▶ **Requirements**: Locate each line in the records containing "György". Copy it.
===== Data supplied
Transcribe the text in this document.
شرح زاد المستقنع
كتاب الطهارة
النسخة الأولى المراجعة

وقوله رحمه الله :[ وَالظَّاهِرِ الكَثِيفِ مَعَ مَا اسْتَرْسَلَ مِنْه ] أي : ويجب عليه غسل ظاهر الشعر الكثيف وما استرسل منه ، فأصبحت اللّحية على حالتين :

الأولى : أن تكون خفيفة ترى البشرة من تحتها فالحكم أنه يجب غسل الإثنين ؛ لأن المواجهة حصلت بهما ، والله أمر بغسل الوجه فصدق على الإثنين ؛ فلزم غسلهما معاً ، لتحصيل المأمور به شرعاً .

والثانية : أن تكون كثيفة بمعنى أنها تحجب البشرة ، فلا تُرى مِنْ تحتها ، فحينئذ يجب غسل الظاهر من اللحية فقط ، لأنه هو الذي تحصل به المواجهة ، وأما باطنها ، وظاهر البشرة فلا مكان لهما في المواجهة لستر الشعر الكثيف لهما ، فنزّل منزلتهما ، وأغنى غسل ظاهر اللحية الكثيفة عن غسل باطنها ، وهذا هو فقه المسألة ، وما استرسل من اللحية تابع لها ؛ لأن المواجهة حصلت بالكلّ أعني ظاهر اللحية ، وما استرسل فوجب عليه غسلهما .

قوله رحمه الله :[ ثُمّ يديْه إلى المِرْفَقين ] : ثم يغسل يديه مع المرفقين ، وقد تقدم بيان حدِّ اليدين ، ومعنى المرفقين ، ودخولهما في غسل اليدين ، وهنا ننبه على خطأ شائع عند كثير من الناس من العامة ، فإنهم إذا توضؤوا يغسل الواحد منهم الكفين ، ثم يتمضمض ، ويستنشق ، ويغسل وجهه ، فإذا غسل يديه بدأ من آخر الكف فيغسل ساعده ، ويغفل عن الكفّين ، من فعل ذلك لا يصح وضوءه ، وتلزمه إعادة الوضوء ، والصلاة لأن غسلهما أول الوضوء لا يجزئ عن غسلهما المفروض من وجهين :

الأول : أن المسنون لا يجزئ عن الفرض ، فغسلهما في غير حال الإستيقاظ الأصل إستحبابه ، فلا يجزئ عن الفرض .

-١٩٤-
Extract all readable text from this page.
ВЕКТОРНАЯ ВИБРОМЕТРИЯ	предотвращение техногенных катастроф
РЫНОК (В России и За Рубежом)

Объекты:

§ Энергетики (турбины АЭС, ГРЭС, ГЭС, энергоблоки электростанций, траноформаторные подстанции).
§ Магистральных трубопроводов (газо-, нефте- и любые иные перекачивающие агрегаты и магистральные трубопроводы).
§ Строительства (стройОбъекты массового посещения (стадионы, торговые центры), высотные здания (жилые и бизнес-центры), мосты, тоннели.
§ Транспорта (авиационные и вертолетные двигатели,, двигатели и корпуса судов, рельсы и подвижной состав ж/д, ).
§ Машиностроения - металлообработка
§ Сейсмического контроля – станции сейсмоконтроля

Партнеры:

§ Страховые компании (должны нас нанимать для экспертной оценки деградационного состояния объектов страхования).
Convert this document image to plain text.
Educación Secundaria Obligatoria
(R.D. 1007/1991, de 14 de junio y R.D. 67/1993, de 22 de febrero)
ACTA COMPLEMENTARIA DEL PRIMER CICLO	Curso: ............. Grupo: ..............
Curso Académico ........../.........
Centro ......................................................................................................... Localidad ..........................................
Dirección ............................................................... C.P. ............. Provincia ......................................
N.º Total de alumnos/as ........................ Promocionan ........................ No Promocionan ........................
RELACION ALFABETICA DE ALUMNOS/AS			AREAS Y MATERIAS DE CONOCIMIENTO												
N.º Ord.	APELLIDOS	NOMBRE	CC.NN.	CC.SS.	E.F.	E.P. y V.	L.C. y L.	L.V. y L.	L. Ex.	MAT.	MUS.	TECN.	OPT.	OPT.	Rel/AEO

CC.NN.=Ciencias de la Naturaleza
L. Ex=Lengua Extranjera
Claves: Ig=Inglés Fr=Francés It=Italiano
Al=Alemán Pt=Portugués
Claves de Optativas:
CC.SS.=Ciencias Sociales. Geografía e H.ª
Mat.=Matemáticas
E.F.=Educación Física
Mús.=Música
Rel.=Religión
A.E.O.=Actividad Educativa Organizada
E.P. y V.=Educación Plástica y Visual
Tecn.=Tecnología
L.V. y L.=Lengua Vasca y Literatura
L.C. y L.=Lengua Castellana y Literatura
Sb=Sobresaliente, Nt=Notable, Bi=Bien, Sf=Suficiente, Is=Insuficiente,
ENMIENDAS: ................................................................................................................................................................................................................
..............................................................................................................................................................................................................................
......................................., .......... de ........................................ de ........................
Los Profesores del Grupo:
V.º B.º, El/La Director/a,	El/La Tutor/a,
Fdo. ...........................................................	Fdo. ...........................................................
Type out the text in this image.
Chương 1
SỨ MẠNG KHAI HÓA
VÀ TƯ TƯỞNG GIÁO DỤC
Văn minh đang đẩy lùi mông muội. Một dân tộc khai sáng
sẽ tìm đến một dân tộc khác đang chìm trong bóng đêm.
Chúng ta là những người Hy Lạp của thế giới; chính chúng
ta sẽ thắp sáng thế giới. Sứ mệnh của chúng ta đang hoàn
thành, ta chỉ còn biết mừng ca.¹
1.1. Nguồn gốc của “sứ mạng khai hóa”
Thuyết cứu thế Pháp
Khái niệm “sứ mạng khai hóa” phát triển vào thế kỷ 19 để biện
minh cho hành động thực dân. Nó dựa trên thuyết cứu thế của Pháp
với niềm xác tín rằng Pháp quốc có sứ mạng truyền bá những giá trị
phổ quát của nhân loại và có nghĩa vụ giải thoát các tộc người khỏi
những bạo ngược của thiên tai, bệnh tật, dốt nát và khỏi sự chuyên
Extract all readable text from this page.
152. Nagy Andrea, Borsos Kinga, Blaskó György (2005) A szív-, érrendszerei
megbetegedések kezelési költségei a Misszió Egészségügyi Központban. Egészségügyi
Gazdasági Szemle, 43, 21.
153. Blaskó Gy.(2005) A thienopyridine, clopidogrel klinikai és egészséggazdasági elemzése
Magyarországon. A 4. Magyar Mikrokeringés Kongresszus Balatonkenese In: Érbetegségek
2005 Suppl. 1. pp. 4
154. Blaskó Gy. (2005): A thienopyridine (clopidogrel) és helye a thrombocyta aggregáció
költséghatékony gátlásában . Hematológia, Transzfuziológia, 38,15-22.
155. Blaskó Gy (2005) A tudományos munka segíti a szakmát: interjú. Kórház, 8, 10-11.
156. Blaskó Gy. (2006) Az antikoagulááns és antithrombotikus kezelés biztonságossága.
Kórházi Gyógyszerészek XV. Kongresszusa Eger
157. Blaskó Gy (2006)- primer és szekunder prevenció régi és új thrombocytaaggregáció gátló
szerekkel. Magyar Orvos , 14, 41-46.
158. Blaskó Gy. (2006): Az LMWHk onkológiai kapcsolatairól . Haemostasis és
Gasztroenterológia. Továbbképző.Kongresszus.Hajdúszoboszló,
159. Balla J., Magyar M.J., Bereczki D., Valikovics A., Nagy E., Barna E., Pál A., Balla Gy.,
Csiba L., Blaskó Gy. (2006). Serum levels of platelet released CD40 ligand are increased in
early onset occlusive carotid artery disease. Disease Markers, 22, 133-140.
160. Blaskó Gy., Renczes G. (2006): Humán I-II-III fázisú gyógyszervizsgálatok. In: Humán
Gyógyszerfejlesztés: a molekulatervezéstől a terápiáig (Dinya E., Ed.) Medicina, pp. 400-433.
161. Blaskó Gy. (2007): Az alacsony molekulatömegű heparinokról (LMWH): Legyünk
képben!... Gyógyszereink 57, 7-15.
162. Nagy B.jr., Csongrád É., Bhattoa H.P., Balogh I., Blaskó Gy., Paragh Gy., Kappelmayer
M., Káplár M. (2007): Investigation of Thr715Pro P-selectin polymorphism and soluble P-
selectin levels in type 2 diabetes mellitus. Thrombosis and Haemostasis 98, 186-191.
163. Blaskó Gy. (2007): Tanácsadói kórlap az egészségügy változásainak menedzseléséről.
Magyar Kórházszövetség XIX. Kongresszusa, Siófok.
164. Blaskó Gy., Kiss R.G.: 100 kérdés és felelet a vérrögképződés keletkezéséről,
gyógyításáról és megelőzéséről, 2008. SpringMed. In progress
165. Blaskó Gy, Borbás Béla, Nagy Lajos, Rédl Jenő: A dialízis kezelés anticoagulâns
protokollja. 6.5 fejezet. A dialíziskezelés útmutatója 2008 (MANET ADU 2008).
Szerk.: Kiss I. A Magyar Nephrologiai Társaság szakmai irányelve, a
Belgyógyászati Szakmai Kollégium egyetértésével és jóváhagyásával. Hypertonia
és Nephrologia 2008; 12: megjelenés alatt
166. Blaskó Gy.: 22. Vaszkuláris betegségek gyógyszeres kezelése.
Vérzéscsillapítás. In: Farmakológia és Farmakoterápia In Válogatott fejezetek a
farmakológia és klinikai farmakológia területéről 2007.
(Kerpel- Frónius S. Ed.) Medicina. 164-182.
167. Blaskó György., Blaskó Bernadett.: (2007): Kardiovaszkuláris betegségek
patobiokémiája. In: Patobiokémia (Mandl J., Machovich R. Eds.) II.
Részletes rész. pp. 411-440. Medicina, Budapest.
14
==========
▶ **Task solution**:
152. Nagy Andrea, Borsos Kinga, Blaskó György (2005) A szív-, érrendszerei
167. Blaskó György., Blaskó Bernadett.: (2007): Kardiovaszkuláris betegségek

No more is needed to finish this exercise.